* begin EXERCISE INPUTS *
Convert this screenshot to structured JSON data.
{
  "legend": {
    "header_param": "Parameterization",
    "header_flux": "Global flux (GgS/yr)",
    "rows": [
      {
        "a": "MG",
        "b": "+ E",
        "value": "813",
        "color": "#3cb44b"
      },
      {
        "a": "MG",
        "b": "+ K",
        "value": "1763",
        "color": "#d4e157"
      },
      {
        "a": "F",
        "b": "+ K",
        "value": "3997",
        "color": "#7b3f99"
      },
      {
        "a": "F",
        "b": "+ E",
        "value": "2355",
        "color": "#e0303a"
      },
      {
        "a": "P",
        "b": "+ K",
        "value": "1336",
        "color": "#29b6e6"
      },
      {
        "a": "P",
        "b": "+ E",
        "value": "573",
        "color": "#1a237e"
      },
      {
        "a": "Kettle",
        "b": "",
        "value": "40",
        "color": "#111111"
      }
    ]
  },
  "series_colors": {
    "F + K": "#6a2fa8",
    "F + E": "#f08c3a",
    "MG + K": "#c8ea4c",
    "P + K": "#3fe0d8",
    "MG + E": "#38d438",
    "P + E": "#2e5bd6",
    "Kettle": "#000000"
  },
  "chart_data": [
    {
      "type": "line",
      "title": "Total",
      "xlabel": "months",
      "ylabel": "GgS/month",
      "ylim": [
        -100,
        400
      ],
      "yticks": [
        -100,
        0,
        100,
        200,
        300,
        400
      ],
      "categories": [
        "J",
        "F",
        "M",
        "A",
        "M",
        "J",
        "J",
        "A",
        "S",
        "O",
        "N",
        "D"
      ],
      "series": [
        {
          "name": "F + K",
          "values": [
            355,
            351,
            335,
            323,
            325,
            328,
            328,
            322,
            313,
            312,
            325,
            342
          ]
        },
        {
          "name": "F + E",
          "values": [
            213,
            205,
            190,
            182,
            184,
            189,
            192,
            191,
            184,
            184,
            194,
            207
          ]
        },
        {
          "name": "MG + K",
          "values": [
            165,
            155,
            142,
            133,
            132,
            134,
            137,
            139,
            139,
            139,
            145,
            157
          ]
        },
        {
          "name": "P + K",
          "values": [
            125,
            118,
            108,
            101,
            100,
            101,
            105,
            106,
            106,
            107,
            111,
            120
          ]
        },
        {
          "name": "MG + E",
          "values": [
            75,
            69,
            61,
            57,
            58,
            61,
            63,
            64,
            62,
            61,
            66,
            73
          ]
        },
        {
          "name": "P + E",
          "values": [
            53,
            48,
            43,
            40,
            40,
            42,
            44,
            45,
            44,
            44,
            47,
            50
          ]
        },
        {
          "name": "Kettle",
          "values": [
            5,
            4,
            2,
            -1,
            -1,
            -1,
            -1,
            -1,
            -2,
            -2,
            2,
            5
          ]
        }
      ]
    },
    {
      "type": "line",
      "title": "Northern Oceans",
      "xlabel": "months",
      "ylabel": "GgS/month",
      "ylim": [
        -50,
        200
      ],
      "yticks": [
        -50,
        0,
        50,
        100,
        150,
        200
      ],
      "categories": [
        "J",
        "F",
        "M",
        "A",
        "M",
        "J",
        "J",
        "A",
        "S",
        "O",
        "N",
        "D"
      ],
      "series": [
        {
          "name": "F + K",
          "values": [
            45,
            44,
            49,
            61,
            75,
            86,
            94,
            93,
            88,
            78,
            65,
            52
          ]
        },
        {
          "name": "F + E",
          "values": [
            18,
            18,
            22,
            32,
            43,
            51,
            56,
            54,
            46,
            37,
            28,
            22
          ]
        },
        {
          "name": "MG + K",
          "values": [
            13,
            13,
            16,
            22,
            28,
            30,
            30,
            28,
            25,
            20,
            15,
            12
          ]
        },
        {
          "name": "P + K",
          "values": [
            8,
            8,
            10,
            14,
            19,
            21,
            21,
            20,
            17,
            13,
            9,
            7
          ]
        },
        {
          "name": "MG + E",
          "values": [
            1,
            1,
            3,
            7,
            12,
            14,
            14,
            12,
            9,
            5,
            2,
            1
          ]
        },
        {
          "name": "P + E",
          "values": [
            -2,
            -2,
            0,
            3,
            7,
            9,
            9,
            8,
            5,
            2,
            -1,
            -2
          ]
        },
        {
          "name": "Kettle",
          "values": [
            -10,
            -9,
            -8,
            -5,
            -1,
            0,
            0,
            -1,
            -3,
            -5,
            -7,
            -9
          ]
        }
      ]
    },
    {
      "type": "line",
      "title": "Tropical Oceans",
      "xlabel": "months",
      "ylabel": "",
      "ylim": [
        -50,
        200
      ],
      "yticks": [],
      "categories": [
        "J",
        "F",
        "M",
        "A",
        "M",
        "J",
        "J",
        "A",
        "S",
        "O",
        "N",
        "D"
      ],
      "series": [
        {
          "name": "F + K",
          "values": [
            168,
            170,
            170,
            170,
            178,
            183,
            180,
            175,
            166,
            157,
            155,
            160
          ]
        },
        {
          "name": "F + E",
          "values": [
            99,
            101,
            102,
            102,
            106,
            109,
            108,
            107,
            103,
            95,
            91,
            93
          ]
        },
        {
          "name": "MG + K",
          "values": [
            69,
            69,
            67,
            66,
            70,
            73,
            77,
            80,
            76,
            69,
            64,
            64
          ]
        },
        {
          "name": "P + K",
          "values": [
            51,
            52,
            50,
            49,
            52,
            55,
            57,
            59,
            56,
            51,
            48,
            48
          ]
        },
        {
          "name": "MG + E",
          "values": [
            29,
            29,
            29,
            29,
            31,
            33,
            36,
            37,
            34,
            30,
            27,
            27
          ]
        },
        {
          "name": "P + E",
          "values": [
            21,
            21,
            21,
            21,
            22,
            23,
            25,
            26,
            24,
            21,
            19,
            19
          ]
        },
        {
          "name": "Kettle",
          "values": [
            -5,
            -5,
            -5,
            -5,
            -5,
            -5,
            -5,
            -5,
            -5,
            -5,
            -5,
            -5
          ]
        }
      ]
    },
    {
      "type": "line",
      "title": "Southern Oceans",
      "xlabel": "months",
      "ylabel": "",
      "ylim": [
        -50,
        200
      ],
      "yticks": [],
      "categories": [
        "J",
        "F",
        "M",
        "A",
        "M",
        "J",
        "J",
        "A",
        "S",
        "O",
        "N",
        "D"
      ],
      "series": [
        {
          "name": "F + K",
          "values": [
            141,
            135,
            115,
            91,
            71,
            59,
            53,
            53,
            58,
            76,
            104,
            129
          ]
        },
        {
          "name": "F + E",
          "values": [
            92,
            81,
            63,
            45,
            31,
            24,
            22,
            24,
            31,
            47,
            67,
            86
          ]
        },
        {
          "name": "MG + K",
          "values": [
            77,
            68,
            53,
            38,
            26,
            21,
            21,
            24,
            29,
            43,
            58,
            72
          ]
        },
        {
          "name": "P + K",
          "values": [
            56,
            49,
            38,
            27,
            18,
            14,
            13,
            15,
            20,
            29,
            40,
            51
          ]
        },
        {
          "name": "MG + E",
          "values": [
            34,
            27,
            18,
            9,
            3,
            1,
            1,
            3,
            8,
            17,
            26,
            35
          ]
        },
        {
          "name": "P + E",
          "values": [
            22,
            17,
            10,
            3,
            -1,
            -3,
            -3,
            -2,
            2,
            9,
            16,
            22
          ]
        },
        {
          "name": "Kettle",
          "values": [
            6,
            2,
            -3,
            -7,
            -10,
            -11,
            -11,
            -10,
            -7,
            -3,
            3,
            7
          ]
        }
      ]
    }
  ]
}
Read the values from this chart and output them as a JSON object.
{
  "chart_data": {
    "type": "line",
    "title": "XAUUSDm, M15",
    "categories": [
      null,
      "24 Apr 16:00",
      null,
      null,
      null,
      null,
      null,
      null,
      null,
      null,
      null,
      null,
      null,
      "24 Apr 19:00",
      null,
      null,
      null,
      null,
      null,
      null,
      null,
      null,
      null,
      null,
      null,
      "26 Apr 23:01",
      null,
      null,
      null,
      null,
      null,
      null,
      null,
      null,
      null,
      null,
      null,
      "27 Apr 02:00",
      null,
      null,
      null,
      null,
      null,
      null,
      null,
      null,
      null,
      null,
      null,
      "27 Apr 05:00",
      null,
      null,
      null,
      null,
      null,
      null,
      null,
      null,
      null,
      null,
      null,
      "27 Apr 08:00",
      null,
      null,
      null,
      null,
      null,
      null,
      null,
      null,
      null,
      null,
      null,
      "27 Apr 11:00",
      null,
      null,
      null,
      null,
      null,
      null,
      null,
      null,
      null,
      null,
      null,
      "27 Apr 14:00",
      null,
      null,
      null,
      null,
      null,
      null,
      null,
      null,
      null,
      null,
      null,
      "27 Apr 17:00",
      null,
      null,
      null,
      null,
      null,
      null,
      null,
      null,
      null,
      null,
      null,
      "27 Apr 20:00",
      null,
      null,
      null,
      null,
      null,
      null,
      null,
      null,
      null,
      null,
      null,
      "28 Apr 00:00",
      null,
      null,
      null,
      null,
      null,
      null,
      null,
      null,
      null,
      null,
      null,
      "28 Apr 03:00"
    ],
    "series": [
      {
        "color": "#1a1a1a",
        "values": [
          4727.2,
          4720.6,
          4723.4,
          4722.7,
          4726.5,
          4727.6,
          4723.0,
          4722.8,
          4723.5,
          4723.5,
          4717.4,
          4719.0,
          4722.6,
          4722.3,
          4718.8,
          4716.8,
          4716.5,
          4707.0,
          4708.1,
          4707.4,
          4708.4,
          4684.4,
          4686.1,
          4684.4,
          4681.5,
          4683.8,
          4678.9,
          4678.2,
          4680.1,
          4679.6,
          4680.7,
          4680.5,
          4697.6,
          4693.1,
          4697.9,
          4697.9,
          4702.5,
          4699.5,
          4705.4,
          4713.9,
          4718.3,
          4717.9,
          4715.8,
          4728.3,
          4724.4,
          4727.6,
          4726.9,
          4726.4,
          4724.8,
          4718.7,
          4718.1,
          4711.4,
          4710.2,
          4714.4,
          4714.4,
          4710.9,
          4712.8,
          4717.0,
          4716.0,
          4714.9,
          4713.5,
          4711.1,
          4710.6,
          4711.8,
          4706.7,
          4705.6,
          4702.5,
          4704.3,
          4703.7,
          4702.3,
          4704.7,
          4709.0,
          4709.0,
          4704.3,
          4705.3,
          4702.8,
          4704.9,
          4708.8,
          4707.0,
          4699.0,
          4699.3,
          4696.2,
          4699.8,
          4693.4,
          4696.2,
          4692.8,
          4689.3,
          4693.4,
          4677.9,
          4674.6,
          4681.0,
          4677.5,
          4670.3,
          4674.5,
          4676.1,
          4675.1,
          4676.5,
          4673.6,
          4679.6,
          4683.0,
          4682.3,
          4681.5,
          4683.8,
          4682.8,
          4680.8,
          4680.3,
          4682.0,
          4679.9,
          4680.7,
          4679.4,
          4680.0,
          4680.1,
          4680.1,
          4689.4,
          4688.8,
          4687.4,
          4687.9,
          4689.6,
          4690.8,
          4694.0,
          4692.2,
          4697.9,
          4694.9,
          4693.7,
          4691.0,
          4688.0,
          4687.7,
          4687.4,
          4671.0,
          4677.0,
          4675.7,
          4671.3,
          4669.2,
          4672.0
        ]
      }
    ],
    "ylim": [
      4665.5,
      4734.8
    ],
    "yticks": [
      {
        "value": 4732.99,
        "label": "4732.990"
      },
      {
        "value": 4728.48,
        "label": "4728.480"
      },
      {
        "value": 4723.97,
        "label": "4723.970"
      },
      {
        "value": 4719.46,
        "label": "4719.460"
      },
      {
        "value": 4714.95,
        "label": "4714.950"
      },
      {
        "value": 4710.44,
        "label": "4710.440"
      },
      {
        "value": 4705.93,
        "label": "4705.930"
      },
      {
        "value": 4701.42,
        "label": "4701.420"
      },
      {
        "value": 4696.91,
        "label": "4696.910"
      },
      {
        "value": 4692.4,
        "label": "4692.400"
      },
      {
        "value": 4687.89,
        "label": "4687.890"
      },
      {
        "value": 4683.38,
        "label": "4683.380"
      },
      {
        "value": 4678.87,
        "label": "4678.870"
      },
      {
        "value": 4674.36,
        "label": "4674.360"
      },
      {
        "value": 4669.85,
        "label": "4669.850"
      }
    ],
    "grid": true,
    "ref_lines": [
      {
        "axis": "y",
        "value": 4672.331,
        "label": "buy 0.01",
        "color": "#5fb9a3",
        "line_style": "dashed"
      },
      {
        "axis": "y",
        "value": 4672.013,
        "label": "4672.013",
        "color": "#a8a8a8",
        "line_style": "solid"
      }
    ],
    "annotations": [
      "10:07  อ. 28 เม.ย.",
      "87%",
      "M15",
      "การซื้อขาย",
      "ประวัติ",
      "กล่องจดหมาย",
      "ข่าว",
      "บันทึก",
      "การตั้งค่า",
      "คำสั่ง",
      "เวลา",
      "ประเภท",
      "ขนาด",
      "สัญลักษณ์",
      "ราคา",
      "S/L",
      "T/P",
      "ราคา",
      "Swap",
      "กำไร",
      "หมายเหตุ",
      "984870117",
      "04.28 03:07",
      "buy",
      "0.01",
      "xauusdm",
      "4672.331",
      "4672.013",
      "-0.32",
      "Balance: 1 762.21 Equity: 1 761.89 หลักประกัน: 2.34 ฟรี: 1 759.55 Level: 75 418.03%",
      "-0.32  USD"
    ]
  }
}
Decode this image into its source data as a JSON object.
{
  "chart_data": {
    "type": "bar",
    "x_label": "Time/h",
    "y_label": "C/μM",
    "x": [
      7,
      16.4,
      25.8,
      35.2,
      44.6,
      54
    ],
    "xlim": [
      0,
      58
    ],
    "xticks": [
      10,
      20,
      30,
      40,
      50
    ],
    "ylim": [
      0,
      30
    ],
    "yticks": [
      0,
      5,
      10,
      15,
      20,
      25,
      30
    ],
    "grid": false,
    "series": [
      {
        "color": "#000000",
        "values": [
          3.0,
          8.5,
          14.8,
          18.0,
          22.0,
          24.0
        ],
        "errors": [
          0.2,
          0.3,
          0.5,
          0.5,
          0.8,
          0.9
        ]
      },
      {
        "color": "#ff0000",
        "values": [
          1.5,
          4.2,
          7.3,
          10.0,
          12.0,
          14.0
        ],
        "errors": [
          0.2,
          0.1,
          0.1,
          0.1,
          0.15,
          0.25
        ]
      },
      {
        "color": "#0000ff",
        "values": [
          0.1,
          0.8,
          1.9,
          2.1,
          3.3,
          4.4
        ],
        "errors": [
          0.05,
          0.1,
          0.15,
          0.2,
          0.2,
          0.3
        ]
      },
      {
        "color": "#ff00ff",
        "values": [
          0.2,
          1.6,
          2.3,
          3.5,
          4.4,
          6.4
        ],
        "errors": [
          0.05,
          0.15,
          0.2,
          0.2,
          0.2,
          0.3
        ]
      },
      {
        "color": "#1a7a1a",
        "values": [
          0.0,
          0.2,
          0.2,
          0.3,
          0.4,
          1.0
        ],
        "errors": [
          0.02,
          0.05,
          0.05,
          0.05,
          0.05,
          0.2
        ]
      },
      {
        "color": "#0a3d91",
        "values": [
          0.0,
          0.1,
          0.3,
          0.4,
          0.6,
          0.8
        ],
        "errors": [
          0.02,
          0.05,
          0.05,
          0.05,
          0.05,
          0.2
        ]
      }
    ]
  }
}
* end EXERCISE INPUTS *
__WHAT IS BEING ASKED__. Tally up the lines in the records that contain the word "this" and give only the total.

__EXERCISE SOLUTION__. 3